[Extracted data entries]
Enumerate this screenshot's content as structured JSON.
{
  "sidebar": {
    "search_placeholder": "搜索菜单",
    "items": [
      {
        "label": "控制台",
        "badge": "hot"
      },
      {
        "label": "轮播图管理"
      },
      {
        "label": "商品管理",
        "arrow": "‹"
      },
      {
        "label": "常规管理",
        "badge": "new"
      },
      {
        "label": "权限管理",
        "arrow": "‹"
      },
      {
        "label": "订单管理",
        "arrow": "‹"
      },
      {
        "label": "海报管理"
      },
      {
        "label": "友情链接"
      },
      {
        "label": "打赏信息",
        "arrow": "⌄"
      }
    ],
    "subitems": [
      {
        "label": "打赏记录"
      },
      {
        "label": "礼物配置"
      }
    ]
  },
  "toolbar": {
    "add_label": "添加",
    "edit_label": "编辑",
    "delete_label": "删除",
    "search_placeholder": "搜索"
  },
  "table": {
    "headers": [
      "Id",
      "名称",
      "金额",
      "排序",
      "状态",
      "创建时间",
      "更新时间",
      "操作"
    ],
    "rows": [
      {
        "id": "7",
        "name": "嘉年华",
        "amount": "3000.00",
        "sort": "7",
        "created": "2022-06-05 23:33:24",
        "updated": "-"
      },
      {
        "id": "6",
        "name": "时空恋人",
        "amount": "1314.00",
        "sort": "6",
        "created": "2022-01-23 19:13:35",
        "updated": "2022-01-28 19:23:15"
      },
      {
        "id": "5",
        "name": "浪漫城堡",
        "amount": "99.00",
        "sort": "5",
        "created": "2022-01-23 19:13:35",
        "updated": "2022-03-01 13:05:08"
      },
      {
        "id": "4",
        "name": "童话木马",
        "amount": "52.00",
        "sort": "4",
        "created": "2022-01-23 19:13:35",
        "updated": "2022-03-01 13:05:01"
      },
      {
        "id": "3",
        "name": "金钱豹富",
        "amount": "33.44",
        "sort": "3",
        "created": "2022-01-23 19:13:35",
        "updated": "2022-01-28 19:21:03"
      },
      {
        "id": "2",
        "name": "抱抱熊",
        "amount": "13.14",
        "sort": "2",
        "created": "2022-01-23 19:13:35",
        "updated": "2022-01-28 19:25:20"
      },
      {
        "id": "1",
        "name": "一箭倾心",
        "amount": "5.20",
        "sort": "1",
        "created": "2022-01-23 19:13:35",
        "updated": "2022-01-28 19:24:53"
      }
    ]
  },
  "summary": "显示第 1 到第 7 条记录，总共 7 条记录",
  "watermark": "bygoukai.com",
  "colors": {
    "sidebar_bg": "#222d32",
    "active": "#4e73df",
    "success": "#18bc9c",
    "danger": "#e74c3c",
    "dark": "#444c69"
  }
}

_Exercise directions_
Scan the lines above for "updated", then copy every one that has it.

_Answer to this exercise_
        "updated": "-"
        "updated": "2022-01-28 19:23:15"
        "updated": "2022-03-01 13:05:08"
        "updated": "2022-03-01 13:05:01"
        "updated": "2022-01-28 19:21:03"
        "updated": "2022-01-28 19:25:20"
        "updated": "2022-01-28 19:24:53"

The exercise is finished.